На первый взгляд представляется загадочным, как тенденция к внутреннему освобождению человека от те­нет мира может сочетаться в кальвинизме с несомненным превосходством его социальной организации[120]. Однако, как ни странно, это превосходство является прямым след­ствием той специфической окраски, которую принимает христианская «любовь к ближнему» под влиянием внут­ренней отъединенности человека, свойственной кальви­нистской вере. Это следствие носит прежде всего догма­тический характер[121]. Мир существует для того, и только для того, чтобы служить самопрославлению Бога: хри­стианин-избранник существует для того, и только для того, чтобы осуществлять в своей мирской жизни запо­веди во славу Всевышнего. Богу угодна социальная деятельность христианина, ибо он хочет, чтобы социаль­ное устройство жизни соответствовало его заповедям и поставленной им цели. Социальная[122] деятельность каль­виниста в миру—деятельность «in majorem gloriarn Dei»*. Таков характер и профессиональной деятельности, которая осуществляется в рамках посюсторонней жизни во имя общего блага. Уже Лютер, как мы видели, вы­водил профессиональную деятельность, основанную на разделении труда, из «любви к ближнему». Однако то, что у Лютера было лишь смутным предчувствием, чисто теоретической конструкцией, стало характерной чертой всей этической системы кальвинизма. «Любовь к ближ­нему», мыслимая только как служение Богу[123], а не твари, находит свое выражение в первую очередь в выполнении профессионального долга данного lex naturae** ; при этом «любовь к ближнему»[124] обретает своеобразный объектив­но безличный характер, характер деятельности, направ­ленной на рациональное преобразование окружающего нас социального космоса. Ибо поразительно целесообраз­ное устройство этого космоса, который и по библейскому откровению, и по самой природе вещей, очевидно, пред­назначен для того, чтобы идти на «пользу» роду чело­веческому, позволяет расценивать эту безличную дея­тельность на пользу общества как угодную Богу и на­правленную на приумножение славы Его. Полное исклю­чение проблемы теодицеи и всех вопросов о «смысле» мира и человеческой жизни, которые служили иным темой столь мучительных раздумий, было для пуританина,

[146]

как (совсем по другим причинам) и для иудея, чем-то само собой разумеющимся. Впрочем, в известном смысле это относится и ко всей немистической христианской религиозности. В кальвинизме к этой экономии сил при­соединяется еще одна действующая в том же направлении черта. Кальвинизму неизвестен разлад между «отдель­ным человеком» и «этикой» (в понимании Серена Кьеркегора), хотя в вопросах религии кальвинистская вера предоставляет индивида полностью самому себе. Здесь не место анализировать причины этого явления или значение подобной точки зрения для политического и экономического рационализма кальвинистов. Однако следует указать на то, что оно определило утилитарный характер кальвинистской этики и ряд своеобразных черт кальвинистской концепции профессионального призва­ния[125]. В данной связи мы считаем необходимым вновь обратиться к учению о предопределении.

Записи набора данных
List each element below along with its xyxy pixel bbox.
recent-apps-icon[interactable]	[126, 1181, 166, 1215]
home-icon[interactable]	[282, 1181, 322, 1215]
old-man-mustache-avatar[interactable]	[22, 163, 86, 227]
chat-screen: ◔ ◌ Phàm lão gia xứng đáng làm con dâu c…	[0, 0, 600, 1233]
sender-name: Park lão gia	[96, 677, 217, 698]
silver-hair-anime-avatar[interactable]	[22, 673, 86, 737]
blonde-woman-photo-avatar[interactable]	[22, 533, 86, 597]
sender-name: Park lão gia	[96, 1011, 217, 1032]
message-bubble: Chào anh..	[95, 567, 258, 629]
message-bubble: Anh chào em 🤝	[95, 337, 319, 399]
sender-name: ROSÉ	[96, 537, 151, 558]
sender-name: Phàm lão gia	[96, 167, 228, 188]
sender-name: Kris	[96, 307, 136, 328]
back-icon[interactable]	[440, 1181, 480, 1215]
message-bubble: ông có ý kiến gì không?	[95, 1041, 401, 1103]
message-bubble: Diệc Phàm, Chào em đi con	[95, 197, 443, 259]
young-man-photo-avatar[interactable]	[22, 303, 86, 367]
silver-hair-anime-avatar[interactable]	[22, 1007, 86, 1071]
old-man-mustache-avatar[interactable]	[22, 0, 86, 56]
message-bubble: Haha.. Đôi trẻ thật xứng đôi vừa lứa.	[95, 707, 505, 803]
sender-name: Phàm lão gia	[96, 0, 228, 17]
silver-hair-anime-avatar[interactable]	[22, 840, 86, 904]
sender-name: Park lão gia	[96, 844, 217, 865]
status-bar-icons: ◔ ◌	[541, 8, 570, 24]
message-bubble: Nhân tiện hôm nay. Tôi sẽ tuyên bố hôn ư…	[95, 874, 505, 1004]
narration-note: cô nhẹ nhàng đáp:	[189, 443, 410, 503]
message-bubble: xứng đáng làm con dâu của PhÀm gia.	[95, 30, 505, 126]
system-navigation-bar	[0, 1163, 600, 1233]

### Задача
Для чего, согласно тексту о кальвинизме, существует мир?

### Выполненное задание
Для того, и только для того, чтобы служить самопрославлению Бога.